Goal of the exercise
Look through the material and copy each line holding "Diseño".

* * * *

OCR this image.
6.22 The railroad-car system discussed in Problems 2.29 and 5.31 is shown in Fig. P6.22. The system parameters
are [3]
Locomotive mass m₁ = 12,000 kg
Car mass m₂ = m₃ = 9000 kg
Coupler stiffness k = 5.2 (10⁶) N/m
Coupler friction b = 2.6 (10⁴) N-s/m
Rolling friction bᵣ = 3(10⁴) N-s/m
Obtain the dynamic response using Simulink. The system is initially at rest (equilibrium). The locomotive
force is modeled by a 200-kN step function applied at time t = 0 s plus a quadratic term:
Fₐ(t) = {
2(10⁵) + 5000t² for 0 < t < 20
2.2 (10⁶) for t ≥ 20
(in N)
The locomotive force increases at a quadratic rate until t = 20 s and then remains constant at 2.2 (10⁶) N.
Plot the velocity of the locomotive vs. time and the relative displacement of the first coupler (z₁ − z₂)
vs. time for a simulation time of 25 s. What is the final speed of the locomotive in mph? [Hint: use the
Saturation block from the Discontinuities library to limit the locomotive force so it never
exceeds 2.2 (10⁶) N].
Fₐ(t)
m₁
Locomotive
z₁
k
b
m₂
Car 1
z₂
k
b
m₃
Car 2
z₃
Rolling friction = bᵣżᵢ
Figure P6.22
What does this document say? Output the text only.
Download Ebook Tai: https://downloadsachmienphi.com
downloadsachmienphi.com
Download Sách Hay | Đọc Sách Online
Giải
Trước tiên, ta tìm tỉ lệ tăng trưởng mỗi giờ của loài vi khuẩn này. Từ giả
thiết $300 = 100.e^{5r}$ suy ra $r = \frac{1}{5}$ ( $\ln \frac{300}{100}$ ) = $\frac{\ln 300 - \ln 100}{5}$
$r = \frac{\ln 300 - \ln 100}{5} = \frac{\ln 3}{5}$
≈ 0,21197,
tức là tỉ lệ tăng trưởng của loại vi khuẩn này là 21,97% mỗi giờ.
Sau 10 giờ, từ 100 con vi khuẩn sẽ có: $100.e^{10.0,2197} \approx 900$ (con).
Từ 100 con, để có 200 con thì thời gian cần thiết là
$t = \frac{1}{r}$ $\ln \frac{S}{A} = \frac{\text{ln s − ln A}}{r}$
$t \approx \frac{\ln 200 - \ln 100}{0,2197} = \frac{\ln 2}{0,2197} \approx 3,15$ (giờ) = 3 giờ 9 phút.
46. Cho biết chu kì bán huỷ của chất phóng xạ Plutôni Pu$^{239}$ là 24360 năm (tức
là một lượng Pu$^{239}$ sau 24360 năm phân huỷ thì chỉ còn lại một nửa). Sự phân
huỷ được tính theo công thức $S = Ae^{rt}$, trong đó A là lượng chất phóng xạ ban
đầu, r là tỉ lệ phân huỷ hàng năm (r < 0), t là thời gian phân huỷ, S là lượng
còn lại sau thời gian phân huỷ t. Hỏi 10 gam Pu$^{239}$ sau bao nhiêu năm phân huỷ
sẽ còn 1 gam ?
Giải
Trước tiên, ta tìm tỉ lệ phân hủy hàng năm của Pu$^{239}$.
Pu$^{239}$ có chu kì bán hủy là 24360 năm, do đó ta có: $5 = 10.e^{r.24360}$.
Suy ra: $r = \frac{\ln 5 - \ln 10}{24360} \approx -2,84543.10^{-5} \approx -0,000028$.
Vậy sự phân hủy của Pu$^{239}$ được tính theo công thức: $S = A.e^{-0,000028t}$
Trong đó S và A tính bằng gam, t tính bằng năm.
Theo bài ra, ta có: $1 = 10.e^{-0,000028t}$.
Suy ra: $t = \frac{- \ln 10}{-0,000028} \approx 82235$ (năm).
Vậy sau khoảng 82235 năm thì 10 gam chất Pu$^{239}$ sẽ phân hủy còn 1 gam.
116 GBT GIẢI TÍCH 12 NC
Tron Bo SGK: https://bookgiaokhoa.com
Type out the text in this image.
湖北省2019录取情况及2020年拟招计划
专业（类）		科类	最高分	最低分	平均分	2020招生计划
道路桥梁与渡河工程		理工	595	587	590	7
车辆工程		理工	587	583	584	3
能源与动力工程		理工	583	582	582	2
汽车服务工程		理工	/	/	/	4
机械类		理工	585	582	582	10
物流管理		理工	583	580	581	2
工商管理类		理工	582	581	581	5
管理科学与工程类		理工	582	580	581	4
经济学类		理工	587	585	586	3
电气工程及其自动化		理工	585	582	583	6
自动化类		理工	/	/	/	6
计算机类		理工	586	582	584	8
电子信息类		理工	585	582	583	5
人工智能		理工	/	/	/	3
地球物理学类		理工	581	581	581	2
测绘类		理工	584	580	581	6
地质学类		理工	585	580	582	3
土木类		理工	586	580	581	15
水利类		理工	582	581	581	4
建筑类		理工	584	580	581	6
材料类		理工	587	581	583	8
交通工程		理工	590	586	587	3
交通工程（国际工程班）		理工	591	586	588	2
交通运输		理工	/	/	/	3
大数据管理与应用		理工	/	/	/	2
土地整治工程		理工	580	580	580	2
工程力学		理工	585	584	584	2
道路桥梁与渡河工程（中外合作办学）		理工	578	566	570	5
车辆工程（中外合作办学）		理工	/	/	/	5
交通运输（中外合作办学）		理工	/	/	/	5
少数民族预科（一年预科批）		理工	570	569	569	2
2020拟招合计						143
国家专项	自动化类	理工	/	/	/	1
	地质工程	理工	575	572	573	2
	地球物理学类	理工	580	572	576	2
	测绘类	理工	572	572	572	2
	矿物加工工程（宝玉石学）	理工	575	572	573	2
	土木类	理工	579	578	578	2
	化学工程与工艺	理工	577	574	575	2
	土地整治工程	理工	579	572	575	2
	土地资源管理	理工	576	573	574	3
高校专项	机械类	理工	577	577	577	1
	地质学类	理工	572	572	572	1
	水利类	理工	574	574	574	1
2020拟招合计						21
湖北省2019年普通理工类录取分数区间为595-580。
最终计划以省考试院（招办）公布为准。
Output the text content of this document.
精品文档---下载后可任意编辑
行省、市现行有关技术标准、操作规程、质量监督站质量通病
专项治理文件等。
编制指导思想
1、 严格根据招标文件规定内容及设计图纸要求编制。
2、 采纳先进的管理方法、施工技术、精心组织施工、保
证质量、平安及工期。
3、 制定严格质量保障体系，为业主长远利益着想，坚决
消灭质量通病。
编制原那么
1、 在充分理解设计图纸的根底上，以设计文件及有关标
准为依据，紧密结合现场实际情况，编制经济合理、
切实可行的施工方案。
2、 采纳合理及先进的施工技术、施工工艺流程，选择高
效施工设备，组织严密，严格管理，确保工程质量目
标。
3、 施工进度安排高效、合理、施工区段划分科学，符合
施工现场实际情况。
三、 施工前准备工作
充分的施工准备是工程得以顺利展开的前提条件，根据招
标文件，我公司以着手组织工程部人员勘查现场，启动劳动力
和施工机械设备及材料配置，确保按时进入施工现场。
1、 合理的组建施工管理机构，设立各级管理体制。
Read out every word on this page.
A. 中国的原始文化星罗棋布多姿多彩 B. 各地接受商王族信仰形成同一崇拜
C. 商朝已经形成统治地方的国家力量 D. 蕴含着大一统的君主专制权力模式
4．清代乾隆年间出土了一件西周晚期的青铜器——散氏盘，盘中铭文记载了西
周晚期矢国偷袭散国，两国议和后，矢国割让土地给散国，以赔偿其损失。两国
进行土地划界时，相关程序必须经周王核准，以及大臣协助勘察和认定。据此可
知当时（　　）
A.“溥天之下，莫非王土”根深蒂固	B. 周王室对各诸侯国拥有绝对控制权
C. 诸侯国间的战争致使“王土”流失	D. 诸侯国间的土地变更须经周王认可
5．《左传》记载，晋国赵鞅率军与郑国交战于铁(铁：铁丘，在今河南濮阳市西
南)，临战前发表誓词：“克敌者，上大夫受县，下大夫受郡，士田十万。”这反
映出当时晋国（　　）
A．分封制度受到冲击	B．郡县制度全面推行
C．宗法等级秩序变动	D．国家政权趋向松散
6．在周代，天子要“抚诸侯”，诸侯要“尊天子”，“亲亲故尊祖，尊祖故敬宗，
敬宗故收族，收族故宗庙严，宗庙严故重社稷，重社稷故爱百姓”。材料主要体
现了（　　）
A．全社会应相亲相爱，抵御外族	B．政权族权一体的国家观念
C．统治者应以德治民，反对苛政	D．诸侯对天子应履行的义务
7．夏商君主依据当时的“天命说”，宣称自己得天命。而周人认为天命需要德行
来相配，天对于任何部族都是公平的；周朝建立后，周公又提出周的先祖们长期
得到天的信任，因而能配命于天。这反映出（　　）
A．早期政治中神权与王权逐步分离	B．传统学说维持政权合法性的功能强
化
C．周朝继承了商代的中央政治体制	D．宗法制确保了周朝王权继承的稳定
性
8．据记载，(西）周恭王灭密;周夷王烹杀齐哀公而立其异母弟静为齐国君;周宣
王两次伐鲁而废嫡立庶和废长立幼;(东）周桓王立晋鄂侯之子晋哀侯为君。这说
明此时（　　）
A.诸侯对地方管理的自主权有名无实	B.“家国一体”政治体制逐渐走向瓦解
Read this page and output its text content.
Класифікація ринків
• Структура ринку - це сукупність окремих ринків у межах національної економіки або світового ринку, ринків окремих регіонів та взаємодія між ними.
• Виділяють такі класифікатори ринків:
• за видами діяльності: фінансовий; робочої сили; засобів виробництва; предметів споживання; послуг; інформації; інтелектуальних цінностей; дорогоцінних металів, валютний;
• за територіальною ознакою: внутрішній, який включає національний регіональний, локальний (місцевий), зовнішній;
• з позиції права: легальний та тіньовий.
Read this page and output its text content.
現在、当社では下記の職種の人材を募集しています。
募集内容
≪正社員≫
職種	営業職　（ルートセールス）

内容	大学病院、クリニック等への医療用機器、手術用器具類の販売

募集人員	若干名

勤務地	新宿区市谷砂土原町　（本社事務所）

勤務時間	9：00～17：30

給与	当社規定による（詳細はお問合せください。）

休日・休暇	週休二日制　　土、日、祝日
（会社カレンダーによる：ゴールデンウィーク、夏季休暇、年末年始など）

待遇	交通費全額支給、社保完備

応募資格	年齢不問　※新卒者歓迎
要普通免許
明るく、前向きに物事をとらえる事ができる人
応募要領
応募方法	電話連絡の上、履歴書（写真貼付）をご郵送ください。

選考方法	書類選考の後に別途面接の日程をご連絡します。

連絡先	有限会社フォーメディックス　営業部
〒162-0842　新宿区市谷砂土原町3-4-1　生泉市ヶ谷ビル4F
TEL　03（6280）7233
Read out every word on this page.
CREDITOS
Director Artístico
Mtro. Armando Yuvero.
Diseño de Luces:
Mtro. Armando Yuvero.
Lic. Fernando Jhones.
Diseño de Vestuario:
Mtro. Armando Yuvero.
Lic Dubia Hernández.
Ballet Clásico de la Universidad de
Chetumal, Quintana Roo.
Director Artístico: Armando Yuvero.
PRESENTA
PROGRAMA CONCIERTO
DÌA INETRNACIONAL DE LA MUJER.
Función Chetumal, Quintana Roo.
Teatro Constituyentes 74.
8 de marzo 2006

* * * *

The reply
Diseño de Luces:
Diseño de Vestuario:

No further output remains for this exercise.